Using the listing below, please gather every line containing the word "demonstrates".

— Start of AVAILABLE DATA —

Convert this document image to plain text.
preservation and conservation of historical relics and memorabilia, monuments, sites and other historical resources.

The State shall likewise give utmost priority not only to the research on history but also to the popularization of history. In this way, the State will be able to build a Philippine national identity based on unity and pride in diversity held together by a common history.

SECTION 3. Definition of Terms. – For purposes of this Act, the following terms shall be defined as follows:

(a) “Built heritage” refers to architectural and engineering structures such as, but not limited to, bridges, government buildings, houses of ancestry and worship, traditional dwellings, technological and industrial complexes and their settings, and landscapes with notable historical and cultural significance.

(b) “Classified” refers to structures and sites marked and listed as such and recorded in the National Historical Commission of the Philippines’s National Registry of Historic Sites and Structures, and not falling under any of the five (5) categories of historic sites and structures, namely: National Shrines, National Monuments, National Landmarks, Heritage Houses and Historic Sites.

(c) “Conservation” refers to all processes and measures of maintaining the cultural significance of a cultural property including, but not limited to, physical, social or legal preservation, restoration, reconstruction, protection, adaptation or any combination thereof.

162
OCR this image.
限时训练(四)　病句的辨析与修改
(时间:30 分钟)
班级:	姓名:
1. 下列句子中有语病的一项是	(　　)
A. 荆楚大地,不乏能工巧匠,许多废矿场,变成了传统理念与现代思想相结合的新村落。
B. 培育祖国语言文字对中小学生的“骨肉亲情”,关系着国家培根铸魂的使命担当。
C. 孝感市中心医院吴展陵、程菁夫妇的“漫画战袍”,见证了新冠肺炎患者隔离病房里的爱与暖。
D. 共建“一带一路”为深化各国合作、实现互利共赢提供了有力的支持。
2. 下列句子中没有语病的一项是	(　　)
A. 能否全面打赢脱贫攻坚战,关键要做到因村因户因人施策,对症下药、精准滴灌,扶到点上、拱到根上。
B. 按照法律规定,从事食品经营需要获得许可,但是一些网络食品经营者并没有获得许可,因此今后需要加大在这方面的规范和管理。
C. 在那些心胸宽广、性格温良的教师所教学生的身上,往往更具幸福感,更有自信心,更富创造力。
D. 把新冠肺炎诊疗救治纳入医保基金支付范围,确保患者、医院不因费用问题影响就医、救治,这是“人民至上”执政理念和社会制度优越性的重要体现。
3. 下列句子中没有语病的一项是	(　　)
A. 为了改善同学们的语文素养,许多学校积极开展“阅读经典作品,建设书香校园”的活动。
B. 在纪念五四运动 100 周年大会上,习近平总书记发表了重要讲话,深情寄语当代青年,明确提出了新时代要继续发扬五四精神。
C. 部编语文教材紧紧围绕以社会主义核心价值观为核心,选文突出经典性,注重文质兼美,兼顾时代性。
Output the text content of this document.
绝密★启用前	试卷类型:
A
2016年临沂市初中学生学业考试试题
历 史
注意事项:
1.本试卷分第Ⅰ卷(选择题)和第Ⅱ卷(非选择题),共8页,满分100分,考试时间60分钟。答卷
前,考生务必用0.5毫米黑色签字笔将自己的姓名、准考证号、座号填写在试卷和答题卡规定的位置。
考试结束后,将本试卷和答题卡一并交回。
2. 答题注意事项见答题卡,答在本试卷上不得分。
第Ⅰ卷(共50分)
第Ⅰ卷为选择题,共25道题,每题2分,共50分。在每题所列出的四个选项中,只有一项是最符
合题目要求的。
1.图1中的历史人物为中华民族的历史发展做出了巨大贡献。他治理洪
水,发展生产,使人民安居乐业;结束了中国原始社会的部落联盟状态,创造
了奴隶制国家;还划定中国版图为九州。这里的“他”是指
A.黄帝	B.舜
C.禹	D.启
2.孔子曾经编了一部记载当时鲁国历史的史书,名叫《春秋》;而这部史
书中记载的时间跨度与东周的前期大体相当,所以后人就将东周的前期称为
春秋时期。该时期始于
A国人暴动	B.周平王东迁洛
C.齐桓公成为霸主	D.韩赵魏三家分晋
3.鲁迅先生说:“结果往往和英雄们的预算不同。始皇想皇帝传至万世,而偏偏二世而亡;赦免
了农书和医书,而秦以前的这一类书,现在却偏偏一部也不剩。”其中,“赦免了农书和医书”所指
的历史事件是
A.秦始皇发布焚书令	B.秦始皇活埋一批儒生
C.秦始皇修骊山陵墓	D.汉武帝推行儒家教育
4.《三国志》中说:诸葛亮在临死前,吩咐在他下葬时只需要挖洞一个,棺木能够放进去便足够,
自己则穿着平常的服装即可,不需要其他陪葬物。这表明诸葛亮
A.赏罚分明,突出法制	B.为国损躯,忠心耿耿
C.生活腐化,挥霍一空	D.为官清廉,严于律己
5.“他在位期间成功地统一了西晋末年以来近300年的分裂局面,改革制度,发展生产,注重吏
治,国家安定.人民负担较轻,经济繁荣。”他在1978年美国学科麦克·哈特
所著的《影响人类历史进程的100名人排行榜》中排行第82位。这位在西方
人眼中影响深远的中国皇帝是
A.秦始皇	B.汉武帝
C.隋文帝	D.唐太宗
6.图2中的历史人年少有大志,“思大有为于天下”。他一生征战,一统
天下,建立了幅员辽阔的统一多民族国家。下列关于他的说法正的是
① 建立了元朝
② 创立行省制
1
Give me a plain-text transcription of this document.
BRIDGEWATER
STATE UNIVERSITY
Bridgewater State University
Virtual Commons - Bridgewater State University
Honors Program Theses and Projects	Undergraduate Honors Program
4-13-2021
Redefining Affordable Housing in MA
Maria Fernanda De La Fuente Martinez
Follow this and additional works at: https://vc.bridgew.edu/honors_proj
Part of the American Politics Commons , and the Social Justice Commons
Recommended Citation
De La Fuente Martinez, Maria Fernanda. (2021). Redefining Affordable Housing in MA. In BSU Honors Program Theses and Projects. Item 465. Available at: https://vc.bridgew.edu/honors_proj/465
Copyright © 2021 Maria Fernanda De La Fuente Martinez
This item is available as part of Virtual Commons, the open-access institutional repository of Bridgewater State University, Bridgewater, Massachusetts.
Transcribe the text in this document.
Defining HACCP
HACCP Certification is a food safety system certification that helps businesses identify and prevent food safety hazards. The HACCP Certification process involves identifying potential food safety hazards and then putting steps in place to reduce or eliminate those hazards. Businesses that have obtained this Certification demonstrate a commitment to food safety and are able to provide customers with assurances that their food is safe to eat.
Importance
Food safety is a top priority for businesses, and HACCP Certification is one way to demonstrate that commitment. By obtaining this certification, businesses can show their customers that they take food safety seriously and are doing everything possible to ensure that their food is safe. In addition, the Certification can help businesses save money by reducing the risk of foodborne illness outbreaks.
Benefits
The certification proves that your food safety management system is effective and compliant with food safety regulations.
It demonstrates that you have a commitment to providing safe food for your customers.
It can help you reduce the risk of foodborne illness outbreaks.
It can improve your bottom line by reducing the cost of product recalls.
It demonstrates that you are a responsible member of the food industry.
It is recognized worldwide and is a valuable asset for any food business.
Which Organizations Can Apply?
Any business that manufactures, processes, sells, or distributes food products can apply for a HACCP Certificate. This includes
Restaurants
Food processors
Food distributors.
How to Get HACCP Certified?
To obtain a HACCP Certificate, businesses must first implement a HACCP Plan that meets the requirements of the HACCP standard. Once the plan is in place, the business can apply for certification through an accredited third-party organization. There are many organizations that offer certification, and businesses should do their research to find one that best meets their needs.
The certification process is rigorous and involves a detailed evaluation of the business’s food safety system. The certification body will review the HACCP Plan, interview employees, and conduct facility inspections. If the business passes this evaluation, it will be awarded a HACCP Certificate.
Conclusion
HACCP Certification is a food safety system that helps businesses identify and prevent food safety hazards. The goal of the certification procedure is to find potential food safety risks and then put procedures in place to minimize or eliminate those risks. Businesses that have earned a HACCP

— End of AVAILABLE DATA —

SOLUTION TO THIS TASK
It demonstrates that you have a commitment to providing safe food for your customers.
It demonstrates that you are a responsible member of the food industry.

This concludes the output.